» **What you are asked to do**
How many of the lines below hold the word "EURUSD"? Answer only with the number.

» **Excerpted data**
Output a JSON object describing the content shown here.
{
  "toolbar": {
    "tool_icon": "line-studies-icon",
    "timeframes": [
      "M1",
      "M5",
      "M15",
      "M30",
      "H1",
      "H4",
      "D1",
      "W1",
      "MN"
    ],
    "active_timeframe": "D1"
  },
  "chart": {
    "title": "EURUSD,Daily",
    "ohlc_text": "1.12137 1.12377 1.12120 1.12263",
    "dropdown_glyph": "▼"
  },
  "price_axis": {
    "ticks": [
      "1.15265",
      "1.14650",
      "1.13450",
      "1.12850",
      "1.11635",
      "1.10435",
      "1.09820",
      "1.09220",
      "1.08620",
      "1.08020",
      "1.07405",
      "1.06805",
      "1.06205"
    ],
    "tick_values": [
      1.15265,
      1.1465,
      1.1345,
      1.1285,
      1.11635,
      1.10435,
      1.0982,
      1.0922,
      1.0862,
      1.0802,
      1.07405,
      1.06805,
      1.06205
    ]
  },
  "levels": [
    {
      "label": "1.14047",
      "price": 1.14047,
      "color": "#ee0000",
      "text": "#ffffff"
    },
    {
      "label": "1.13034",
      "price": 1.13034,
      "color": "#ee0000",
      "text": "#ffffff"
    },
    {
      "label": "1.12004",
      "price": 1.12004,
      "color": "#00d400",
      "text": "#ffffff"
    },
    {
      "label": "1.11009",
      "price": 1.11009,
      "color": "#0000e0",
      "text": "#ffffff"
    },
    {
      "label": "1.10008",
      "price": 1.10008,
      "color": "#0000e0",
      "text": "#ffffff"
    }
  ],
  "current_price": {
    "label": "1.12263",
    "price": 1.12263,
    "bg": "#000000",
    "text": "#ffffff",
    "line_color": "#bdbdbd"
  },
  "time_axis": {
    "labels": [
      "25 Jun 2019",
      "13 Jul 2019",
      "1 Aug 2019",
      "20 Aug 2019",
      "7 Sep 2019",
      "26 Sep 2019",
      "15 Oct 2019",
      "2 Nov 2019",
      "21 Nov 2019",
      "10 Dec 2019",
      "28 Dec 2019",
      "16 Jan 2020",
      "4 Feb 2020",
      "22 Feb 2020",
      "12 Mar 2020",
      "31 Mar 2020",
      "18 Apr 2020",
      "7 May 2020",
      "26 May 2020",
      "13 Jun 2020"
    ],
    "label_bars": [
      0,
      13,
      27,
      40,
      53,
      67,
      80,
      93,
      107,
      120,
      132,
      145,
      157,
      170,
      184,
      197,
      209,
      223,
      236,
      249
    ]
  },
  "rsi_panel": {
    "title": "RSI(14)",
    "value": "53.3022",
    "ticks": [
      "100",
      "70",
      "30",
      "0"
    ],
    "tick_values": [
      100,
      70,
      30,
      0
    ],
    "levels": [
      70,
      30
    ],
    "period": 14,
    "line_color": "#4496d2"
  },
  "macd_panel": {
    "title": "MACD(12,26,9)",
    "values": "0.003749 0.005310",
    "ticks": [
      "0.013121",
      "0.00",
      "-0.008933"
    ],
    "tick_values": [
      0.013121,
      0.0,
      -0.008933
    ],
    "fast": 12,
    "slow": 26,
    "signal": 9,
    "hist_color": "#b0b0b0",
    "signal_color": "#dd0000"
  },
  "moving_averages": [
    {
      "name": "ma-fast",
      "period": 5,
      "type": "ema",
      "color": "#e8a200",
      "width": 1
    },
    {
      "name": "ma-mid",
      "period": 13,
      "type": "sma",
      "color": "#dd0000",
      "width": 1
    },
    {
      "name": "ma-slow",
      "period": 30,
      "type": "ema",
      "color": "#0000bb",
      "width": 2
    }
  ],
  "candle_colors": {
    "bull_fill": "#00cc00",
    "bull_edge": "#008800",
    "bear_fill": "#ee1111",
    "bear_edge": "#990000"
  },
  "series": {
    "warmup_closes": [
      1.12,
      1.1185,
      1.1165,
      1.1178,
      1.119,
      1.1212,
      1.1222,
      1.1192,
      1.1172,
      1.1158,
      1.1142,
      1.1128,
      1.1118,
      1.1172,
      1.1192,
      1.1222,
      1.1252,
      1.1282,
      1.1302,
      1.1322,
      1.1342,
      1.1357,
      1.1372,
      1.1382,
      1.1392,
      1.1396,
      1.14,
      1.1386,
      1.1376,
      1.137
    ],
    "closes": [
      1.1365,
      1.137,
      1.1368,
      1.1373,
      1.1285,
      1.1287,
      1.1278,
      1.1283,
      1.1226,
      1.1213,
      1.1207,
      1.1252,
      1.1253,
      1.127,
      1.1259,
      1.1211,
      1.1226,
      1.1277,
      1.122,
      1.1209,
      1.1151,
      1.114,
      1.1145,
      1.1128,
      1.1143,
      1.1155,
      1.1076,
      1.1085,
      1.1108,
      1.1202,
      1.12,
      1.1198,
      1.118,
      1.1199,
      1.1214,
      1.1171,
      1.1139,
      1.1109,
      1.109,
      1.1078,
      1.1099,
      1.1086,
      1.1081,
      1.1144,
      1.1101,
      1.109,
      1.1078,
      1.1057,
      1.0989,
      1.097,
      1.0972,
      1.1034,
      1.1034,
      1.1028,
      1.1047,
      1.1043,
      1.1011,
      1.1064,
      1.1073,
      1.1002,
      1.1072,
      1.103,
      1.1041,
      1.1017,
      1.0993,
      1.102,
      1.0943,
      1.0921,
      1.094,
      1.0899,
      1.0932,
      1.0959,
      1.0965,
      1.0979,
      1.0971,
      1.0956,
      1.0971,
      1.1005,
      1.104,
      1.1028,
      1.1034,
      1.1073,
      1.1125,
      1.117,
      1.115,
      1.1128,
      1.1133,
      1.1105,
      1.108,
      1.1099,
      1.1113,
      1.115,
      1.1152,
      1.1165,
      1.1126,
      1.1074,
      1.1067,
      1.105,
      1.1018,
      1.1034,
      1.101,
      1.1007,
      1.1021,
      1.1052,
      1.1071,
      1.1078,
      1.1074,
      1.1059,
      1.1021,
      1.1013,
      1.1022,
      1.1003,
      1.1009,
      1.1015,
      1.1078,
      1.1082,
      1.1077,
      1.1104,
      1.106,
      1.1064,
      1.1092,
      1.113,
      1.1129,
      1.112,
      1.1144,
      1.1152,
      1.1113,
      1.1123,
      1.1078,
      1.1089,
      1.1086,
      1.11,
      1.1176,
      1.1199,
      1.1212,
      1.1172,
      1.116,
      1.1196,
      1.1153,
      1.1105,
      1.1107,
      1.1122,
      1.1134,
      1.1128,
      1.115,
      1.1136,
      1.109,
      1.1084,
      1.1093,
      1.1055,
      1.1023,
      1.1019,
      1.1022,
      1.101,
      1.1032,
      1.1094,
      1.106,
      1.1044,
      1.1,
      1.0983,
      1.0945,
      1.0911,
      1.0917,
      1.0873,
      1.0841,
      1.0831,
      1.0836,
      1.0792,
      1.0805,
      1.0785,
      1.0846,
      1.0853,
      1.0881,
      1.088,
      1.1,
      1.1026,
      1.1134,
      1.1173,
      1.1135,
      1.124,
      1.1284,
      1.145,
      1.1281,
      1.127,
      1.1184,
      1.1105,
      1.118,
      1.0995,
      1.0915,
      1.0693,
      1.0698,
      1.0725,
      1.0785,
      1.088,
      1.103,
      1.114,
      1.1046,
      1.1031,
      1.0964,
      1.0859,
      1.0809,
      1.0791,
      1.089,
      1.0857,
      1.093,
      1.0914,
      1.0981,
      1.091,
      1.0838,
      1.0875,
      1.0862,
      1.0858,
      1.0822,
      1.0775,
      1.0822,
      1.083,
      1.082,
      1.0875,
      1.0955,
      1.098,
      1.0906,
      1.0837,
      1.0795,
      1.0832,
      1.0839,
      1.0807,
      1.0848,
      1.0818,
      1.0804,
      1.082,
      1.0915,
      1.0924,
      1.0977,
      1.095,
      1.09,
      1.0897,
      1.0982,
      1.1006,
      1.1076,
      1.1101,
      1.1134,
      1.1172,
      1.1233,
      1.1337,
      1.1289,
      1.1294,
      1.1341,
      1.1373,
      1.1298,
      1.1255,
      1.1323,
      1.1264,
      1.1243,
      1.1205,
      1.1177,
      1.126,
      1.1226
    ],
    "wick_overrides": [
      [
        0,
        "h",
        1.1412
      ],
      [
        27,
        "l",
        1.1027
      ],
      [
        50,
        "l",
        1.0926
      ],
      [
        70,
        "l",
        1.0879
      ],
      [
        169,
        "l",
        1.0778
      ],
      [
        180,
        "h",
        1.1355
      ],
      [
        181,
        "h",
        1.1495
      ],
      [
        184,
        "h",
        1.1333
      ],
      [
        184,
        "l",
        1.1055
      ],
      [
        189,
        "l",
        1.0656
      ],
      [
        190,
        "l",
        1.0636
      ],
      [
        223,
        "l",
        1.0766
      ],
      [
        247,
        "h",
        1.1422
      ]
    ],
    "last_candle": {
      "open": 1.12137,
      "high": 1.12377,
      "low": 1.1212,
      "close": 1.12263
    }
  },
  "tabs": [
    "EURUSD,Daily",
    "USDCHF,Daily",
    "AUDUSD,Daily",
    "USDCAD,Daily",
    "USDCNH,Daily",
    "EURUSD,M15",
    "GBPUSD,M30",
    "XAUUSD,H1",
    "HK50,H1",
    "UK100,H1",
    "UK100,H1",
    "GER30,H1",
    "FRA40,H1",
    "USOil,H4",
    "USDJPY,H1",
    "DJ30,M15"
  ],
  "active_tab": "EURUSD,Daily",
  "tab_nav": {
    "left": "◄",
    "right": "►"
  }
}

» **Solution to this task**
4